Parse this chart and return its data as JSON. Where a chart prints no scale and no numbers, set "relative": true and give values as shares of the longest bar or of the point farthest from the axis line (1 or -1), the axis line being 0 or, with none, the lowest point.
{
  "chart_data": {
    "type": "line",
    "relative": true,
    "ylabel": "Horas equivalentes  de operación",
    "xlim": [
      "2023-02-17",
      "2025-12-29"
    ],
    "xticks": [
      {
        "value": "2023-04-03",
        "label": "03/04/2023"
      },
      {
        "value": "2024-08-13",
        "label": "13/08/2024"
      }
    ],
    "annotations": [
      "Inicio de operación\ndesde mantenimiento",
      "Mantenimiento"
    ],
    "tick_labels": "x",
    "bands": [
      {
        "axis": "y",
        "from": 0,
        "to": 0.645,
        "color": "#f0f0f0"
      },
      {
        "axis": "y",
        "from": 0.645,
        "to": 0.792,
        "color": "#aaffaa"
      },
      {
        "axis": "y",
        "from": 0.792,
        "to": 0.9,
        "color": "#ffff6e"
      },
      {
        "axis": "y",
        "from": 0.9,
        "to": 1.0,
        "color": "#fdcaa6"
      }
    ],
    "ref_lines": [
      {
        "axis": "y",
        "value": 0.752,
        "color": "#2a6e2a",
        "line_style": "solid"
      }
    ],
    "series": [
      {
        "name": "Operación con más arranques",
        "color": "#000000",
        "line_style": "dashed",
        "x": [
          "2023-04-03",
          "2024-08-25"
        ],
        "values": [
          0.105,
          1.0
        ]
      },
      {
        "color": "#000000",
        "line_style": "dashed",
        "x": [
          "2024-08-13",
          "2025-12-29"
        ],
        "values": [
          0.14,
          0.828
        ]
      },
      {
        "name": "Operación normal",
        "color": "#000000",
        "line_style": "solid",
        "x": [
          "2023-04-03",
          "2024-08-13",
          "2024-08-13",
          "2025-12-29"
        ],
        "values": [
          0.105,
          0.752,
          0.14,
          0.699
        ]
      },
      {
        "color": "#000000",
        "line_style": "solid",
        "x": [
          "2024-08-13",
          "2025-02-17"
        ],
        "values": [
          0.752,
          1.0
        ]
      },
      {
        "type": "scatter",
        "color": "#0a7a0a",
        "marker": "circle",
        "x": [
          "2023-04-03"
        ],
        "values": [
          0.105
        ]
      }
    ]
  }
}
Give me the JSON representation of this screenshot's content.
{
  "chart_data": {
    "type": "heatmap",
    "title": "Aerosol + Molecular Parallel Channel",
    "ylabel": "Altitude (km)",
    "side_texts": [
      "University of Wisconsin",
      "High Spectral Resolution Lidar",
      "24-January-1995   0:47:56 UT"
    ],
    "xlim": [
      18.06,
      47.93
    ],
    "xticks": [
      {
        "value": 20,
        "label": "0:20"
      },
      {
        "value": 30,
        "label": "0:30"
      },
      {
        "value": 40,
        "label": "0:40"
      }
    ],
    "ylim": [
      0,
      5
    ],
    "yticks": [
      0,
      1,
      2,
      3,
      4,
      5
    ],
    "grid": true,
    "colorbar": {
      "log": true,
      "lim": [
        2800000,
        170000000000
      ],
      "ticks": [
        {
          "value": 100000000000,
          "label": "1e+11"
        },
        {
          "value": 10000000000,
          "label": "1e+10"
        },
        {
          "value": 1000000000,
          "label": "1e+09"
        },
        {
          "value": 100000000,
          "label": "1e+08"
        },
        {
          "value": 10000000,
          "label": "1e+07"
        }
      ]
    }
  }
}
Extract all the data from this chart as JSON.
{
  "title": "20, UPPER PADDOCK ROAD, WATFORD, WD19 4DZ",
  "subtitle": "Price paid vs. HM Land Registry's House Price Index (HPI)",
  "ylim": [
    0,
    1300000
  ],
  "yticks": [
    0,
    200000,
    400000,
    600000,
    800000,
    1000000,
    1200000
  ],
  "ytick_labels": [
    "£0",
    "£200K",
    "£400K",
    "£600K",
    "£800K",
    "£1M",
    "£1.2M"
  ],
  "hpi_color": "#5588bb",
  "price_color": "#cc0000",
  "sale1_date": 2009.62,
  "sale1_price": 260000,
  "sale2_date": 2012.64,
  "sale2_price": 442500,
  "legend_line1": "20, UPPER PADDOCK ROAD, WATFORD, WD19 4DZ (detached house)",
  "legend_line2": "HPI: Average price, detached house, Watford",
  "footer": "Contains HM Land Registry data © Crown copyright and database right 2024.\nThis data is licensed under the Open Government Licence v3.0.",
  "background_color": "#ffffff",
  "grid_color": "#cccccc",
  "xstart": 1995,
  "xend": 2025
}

━━━━━━━━━━

Your objective :: Exactly reproduce every record.

Solution for this exercise ::
Parse this chart and return its data as JSON. Where a chart prints no scale and no numbers, set "relative": true and give values as shares of the longest bar or of the point farthest from the axis line (1 or -1), the axis line being 0 or, with none, the lowest point.
{
  "chart_data": {
    "type": "line",
    "relative": true,
    "ylabel": "Horas equivalentes  de operación",
    "xlim": [
      "2023-02-17",
      "2025-12-29"
    ],
    "xticks": [
      {
        "value": "2023-04-03",
        "label": "03/04/2023"
      },
      {
        "value": "2024-08-13",
        "label": "13/08/2024"
      }
    ],
    "annotations": [
      "Inicio de operación\ndesde mantenimiento",
      "Mantenimiento"
    ],
    "tick_labels": "x",
    "bands": [
      {
        "axis": "y",
        "from": 0,
        "to": 0.645,
        "color": "#f0f0f0"
      },
      {
        "axis": "y",
        "from": 0.645,
        "to": 0.792,
        "color": "#aaffaa"
      },
      {
        "axis": "y",
        "from": 0.792,
        "to": 0.9,
        "color": "#ffff6e"
      },
      {
        "axis": "y",
        "from": 0.9,
        "to": 1.0,
        "color": "#fdcaa6"
      }
    ],
    "ref_lines": [
      {
        "axis": "y",
        "value": 0.752,
        "color": "#2a6e2a",
        "line_style": "solid"
      }
    ],
    "series": [
      {
        "name": "Operación con más arranques",
        "color": "#000000",
        "line_style": "dashed",
        "x": [
          "2023-04-03",
          "2024-08-25"
        ],
        "values": [
          0.105,
          1.0
        ]
      },
      {
        "color": "#000000",
        "line_style": "dashed",
        "x": [
          "2024-08-13",
          "2025-12-29"
        ],
        "values": [
          0.14,
          0.828
        ]
      },
      {
        "name": "Operación normal",
        "color": "#000000",
        "line_style": "solid",
        "x": [
          "2023-04-03",
          "2024-08-13",
          "2024-08-13",
          "2025-12-29"
        ],
        "values": [
          0.105,
          0.752,
          0.14,
          0.699
        ]
      },
      {
        "color": "#000000",
        "line_style": "solid",
        "x": [
          "2024-08-13",
          "2025-02-17"
        ],
        "values": [
          0.752,
          1.0
        ]
      },
      {
        "type": "scatter",
        "color": "#0a7a0a",
        "marker": "circle",
        "x": [
          "2023-04-03"
        ],
        "values": [
          0.105
        ]
      }
    ]
  }
}
Give me the JSON representation of this screenshot's content.
{
  "chart_data": {
    "type": "heatmap",
    "title": "Aerosol + Molecular Parallel Channel",
    "ylabel": "Altitude (km)",
    "side_texts": [
      "University of Wisconsin",
      "High Spectral Resolution Lidar",
      "24-January-1995   0:47:56 UT"
    ],
    "xlim": [
      18.06,
      47.93
    ],
    "xticks": [
      {
        "value": 20,
        "label": "0:20"
      },
      {
        "value": 30,
        "label": "0:30"
      },
      {
        "value": 40,
        "label": "0:40"
      }
    ],
    "ylim": [
      0,
      5
    ],
    "yticks": [
      0,
      1,
      2,
      3,
      4,
      5
    ],
    "grid": true,
    "colorbar": {
      "log": true,
      "lim": [
        2800000,
        170000000000
      ],
      "ticks": [
        {
          "value": 100000000000,
          "label": "1e+11"
        },
        {
          "value": 10000000000,
          "label": "1e+10"
        },
        {
          "value": 1000000000,
          "label": "1e+09"
        },
        {
          "value": 100000000,
          "label": "1e+08"
        },
        {
          "value": 10000000,
          "label": "1e+07"
        }
      ]
    }
  }
}
Extract all the data from this chart as JSON.
{
  "title": "20, UPPER PADDOCK ROAD, WATFORD, WD19 4DZ",
  "subtitle": "Price paid vs. HM Land Registry's House Price Index (HPI)",
  "ylim": [
    0,
    1300000
  ],
  "yticks": [
    0,
    200000,
    400000,
    600000,
    800000,
    1000000,
    1200000
  ],
  "ytick_labels": [
    "£0",
    "£200K",
    "£400K",
    "£600K",
    "£800K",
    "£1M",
    "£1.2M"
  ],
  "hpi_color": "#5588bb",
  "price_color": "#cc0000",
  "sale1_date": 2009.62,
  "sale1_price": 260000,
  "sale2_date": 2012.64,
  "sale2_price": 442500,
  "legend_line1": "20, UPPER PADDOCK ROAD, WATFORD, WD19 4DZ (detached house)",
  "legend_line2": "HPI: Average price, detached house, Watford",
  "footer": "Contains HM Land Registry data © Crown copyright and database right 2024.\nThis data is licensed under the Open Government Licence v3.0.",
  "background_color": "#ffffff",
  "grid_color": "#cccccc",
  "xstart": 1995,
  "xend": 2025
}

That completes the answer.